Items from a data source

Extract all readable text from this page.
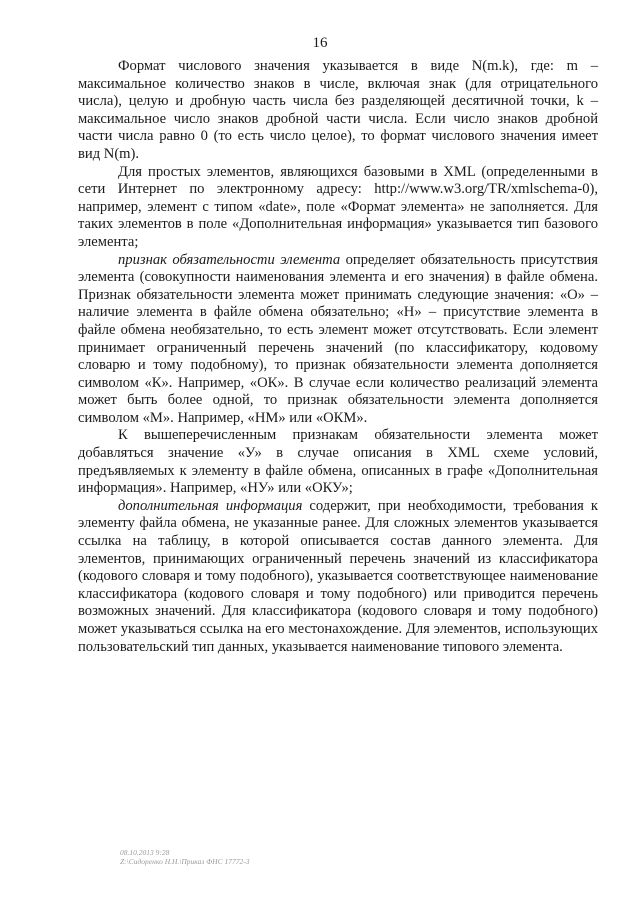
16

Формат числового значения указывается в виде N(m.k), где: m – максимальное количество знаков в числе, включая знак (для отрицательного числа), целую и дробную часть числа без разделяющей десятичной точки, k – максимальное число знаков дробной части числа. Если число знаков дробной части числа равно 0 (то есть число целое), то формат числового значения имеет вид N(m).

Для простых элементов, являющихся базовыми в XML (определенными в сети Интернет по электронному адресу: http://www.w3.org/TR/xmlschema-0), например, элемент с типом «date», поле «Формат элемента» не заполняется. Для таких элементов в поле «Дополнительная информация» указывается тип базового элемента;

признак обязательности элемента определяет обязательность присутствия элемента (совокупности наименования элемента и его значения) в файле обмена. Признак обязательности элемента может принимать следующие значения: «О» – наличие элемента в файле обмена обязательно; «Н» – присутствие элемента в файле обмена необязательно, то есть элемент может отсутствовать. Если элемент принимает ограниченный перечень значений (по классификатору, кодовому словарю и тому подобному), то признак обязательности элемента дополняется символом «К». Например, «ОК». В случае если количество реализаций элемента может быть более одной, то признак обязательности элемента дополняется символом «М». Например, «НМ» или «ОКМ».

К вышеперечисленным признакам обязательности элемента может добавляться значение «У» в случае описания в XML схеме условий, предъявляемых к элементу в файле обмена, описанных в графе «Дополнительная информация». Например, «НУ» или «ОКУ»;

дополнительная информация содержит, при необходимости, требования к элементу файла обмена, не указанные ранее. Для сложных элементов указывается ссылка на таблицу, в которой описывается состав данного элемента. Для элементов, принимающих ограниченный перечень значений из классификатора (кодового словаря и тому подобного), указывается соответствующее наименование классификатора (кодового словаря и тому подобного) или приводится перечень возможных значений. Для классификатора (кодового словаря и тому подобного) может указываться ссылка на его местонахождение. Для элементов, использующих пользовательский тип данных, указывается наименование типового элемента.

08.10.2013 9:28
Z:\Сидоренко Н.Н.\Приказ ФНС 17772-3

EXERCISE PROMPT
Leave out the pictures, and give all the records again exactly.

FULL OUTPUT
Extract all readable text from this page.
16

Формат числового значения указывается в виде N(m.k), где: m – максимальное количество знаков в числе, включая знак (для отрицательного числа), целую и дробную часть числа без разделяющей десятичной точки, k – максимальное число знаков дробной части числа. Если число знаков дробной части числа равно 0 (то есть число целое), то формат числового значения имеет вид N(m).

Для простых элементов, являющихся базовыми в XML (определенными в сети Интернет по электронному адресу: http://www.w3.org/TR/xmlschema-0), например, элемент с типом «date», поле «Формат элемента» не заполняется. Для таких элементов в поле «Дополнительная информация» указывается тип базового элемента;

признак обязательности элемента определяет обязательность присутствия элемента (совокупности наименования элемента и его значения) в файле обмена. Признак обязательности элемента может принимать следующие значения: «О» – наличие элемента в файле обмена обязательно; «Н» – присутствие элемента в файле обмена необязательно, то есть элемент может отсутствовать. Если элемент принимает ограниченный перечень значений (по классификатору, кодовому словарю и тому подобному), то признак обязательности элемента дополняется символом «К». Например, «ОК». В случае если количество реализаций элемента может быть более одной, то признак обязательности элемента дополняется символом «М». Например, «НМ» или «ОКМ».

К вышеперечисленным признакам обязательности элемента может добавляться значение «У» в случае описания в XML схеме условий, предъявляемых к элементу в файле обмена, описанных в графе «Дополнительная информация». Например, «НУ» или «ОКУ»;

дополнительная информация содержит, при необходимости, требования к элементу файла обмена, не указанные ранее. Для сложных элементов указывается ссылка на таблицу, в которой описывается состав данного элемента. Для элементов, принимающих ограниченный перечень значений из классификатора (кодового словаря и тому подобного), указывается соответствующее наименование классификатора (кодового словаря и тому подобного) или приводится перечень возможных значений. Для классификатора (кодового словаря и тому подобного) может указываться ссылка на его местонахождение. Для элементов, использующих пользовательский тип данных, указывается наименование типового элемента.

08.10.2013 9:28
Z:\Сидоренко Н.Н.\Приказ ФНС 17772-3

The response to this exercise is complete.